Image-based layout entries:
════════════════════
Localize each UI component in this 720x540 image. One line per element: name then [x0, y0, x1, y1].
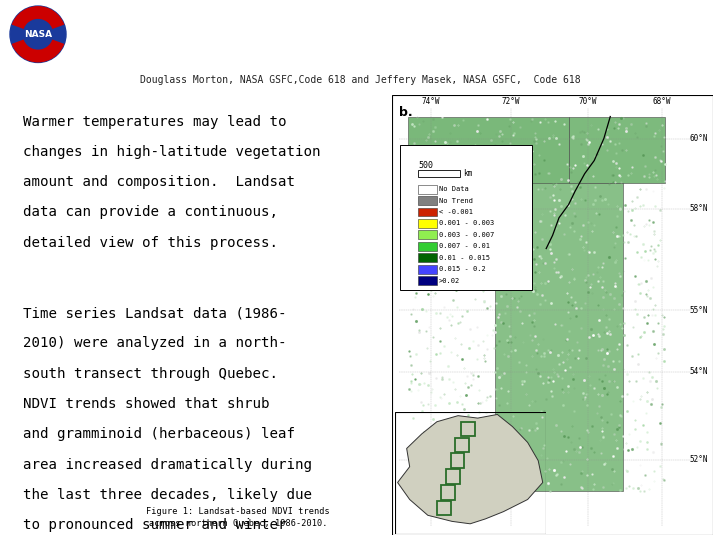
Text: < -0.001: < -0.001 — [439, 209, 473, 215]
Text: b.: b. — [399, 105, 413, 118]
Bar — [437, 501, 451, 515]
Text: the last three decades, likely due: the last three decades, likely due — [22, 488, 312, 502]
FancyBboxPatch shape — [400, 145, 532, 291]
Text: across northern Quebec, 1986-2010.: across northern Quebec, 1986-2010. — [149, 518, 328, 528]
Polygon shape — [495, 183, 623, 490]
Bar — [418, 196, 436, 205]
Text: 0.001 - 0.003: 0.001 - 0.003 — [439, 220, 494, 226]
Text: 0.007 - 0.01: 0.007 - 0.01 — [439, 244, 490, 249]
Polygon shape — [397, 415, 543, 524]
Text: and gramminoid (herbaceous) leaf: and gramminoid (herbaceous) leaf — [22, 427, 294, 441]
Text: Douglass Morton, NASA GSFC,Code 618 and Jeffery Masek, NASA GSFC,  Code 618: Douglass Morton, NASA GSFC,Code 618 and … — [140, 75, 580, 85]
Text: No Data: No Data — [439, 186, 469, 192]
Bar — [418, 207, 436, 217]
Wedge shape — [12, 6, 64, 29]
Bar — [418, 265, 436, 274]
Text: detailed view of this process.: detailed view of this process. — [22, 236, 278, 249]
Bar — [418, 170, 459, 177]
Bar — [418, 242, 436, 251]
Text: >0.02: >0.02 — [439, 278, 460, 284]
Text: 500: 500 — [418, 160, 433, 170]
Wedge shape — [12, 39, 64, 63]
Text: 74°W: 74°W — [422, 97, 440, 105]
Bar — [446, 469, 459, 484]
Text: 54°N: 54°N — [690, 367, 708, 376]
Text: 60°N: 60°N — [690, 134, 708, 143]
Text: changes in high-latitude vegetation: changes in high-latitude vegetation — [22, 145, 320, 159]
Text: to pronounced summer and winter: to pronounced summer and winter — [22, 518, 286, 532]
Text: NASA: NASA — [24, 30, 52, 39]
Text: amount and composition.  Landsat: amount and composition. Landsat — [22, 175, 294, 189]
Text: NDVI trends showed that shrub: NDVI trends showed that shrub — [22, 397, 269, 411]
Bar — [418, 231, 436, 239]
Bar — [418, 219, 436, 228]
Text: Time series Landsat data (1986-: Time series Landsat data (1986- — [22, 306, 286, 320]
Bar — [455, 437, 469, 452]
Text: 0.01 - 0.015: 0.01 - 0.015 — [439, 255, 490, 261]
Text: No Trend: No Trend — [439, 198, 473, 204]
Text: 55°N: 55°N — [690, 306, 708, 315]
Bar — [418, 185, 436, 193]
Text: south transect through Quebec.: south transect through Quebec. — [22, 367, 278, 381]
Bar — [461, 422, 474, 436]
Bar — [418, 253, 436, 262]
Text: 68°W: 68°W — [652, 97, 671, 105]
Circle shape — [10, 6, 66, 63]
Text: 58°N: 58°N — [690, 205, 708, 213]
Text: Warmer temperatures may lead to: Warmer temperatures may lead to — [22, 114, 286, 129]
Text: 0.015 - 0.2: 0.015 - 0.2 — [439, 266, 485, 272]
Text: Northern Quebec 1986-2010: Northern Quebec 1986-2010 — [268, 40, 512, 55]
Bar — [441, 485, 455, 500]
Text: 0.003 - 0.007: 0.003 - 0.007 — [439, 232, 494, 238]
Polygon shape — [408, 117, 569, 218]
Text: 2010) were analyzed in a north-: 2010) were analyzed in a north- — [22, 336, 286, 350]
Polygon shape — [569, 117, 665, 183]
Circle shape — [24, 19, 53, 49]
Text: 72°W: 72°W — [502, 97, 520, 105]
Text: km: km — [463, 169, 472, 178]
Bar — [451, 454, 464, 468]
Text: data can provide a continuous,: data can provide a continuous, — [22, 205, 278, 219]
Text: 70°W: 70°W — [579, 97, 597, 105]
Text: 52°N: 52°N — [690, 455, 708, 464]
Bar — [418, 276, 436, 285]
Text: Figure 1: Landsat-based NDVI trends: Figure 1: Landsat-based NDVI trends — [146, 507, 330, 516]
Text: area increased dramatically during: area increased dramatically during — [22, 457, 312, 471]
Text: Satellite-based Evidence for Shrub and Tundra Vegetation Expansion in: Satellite-based Evidence for Shrub and T… — [84, 16, 697, 31]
════════════════════
Required task:
Rewrite the lines of every entry above as a numbered list, leaving out any blank lines. Don't include the pictures in your answer.

Task answer:
1. Localize each UI component in this 720x540 image. One line per element: name then [x0, y0, x1, y1].
2. Text: < -0.001: < -0.001 — [439, 209, 473, 215]
3. Text: b.: b. — [399, 105, 413, 118]
4. Bar — [437, 501, 451, 515]
5. Text: the last three decades, likely due: the last three decades, likely due — [22, 488, 312, 502]
6. FancyBboxPatch shape — [400, 145, 532, 291]
7. Text: across northern Quebec, 1986-2010.: across northern Quebec, 1986-2010. — [149, 518, 328, 528]
8. Polygon shape — [495, 183, 623, 490]
9. Bar — [418, 196, 436, 205]
10. Text: 0.001 - 0.003: 0.001 - 0.003 — [439, 220, 494, 226]
11. Text: 0.007 - 0.01: 0.007 - 0.01 — [439, 244, 490, 249]
12. Polygon shape — [397, 415, 543, 524]
13. Text: and gramminoid (herbaceous) leaf: and gramminoid (herbaceous) leaf — [22, 427, 294, 441]
14. Text: Douglass Morton, NASA GSFC,Code 618 and Jeffery Masek, NASA GSFC,  Code 618: Douglass Morton, NASA GSFC,Code 618 and … — [140, 75, 580, 85]
15. Text: No Data: No Data — [439, 186, 469, 192]
16. Bar — [418, 207, 436, 217]
17. Wedge shape — [12, 6, 64, 29]
18. Bar — [418, 265, 436, 274]
19. Text: detailed view of this process.: detailed view of this process. — [22, 236, 278, 249]
20. Bar — [418, 170, 459, 177]
21. Bar — [418, 242, 436, 251]
22. Text: >0.02: >0.02 — [439, 278, 460, 284]
23. Text: 500: 500 — [418, 160, 433, 170]
24. Wedge shape — [12, 39, 64, 63]
25. Text: 74°W: 74°W — [422, 97, 440, 105]
26. Bar — [446, 469, 459, 484]
27. Text: 54°N: 54°N — [690, 367, 708, 376]
28. Text: 60°N: 60°N — [690, 134, 708, 143]
29. Text: changes in high-latitude vegetation: changes in high-latitude vegetation — [22, 145, 320, 159]
30. Text: to pronounced summer and winter: to pronounced summer and winter — [22, 518, 286, 532]
31. Text: NASA: NASA — [24, 30, 52, 39]
32. Text: amount and composition.  Landsat: amount and composition. Landsat — [22, 175, 294, 189]
33. Text: NDVI trends showed that shrub: NDVI trends showed that shrub — [22, 397, 269, 411]
34. Bar — [418, 231, 436, 239]
35. Bar — [418, 219, 436, 228]
36. Text: Time series Landsat data (1986-: Time series Landsat data (1986- — [22, 306, 286, 320]
37. Bar — [455, 437, 469, 452]
38. Text: 0.01 - 0.015: 0.01 - 0.015 — [439, 255, 490, 261]
39. Text: No Trend: No Trend — [439, 198, 473, 204]
40. Text: 55°N: 55°N — [690, 306, 708, 315]
41. Bar — [418, 185, 436, 193]
42. Text: south transect through Quebec.: south transect through Quebec. — [22, 367, 278, 381]
43. Bar — [461, 422, 474, 436]
44. Bar — [418, 253, 436, 262]
45. Text: 68°W: 68°W — [652, 97, 671, 105]
46. Circle shape — [10, 6, 66, 63]
47. Text: 58°N: 58°N — [690, 205, 708, 213]
48. Text: Warmer temperatures may lead to: Warmer temperatures may lead to — [22, 114, 286, 129]
49. Text: 0.015 - 0.2: 0.015 - 0.2 — [439, 266, 485, 272]
50. Text: Northern Quebec 1986-2010: Northern Quebec 1986-2010 — [268, 40, 512, 55]
51. Bar — [441, 485, 455, 500]
52. Text: 0.003 - 0.007: 0.003 - 0.007 — [439, 232, 494, 238]
53. Polygon shape — [408, 117, 569, 218]
54. Text: 2010) were analyzed in a north-: 2010) were analyzed in a north- — [22, 336, 286, 350]
55. Polygon shape — [569, 117, 665, 183]
56. Circle shape — [24, 19, 53, 49]
57. Text: 72°W: 72°W — [502, 97, 520, 105]
58. Text: km: km — [463, 169, 472, 178]
59. Bar — [451, 454, 464, 468]
60. Text: data can provide a continuous,: data can provide a continuous, — [22, 205, 278, 219]
61. Text: 70°W: 70°W — [579, 97, 597, 105]
62. Text: 52°N: 52°N — [690, 455, 708, 464]
63. Bar — [418, 276, 436, 285]
64. Text: Figure 1: Landsat-based NDVI trends: Figure 1: Landsat-based NDVI trends — [146, 507, 330, 516]
65. Text: area increased dramatically during: area increased dramatically during — [22, 457, 312, 471]
66. Text: Satellite-based Evidence for Shrub and Tundra Vegetation Expansion in: Satellite-based Evidence for Shrub and T… — [84, 16, 697, 31]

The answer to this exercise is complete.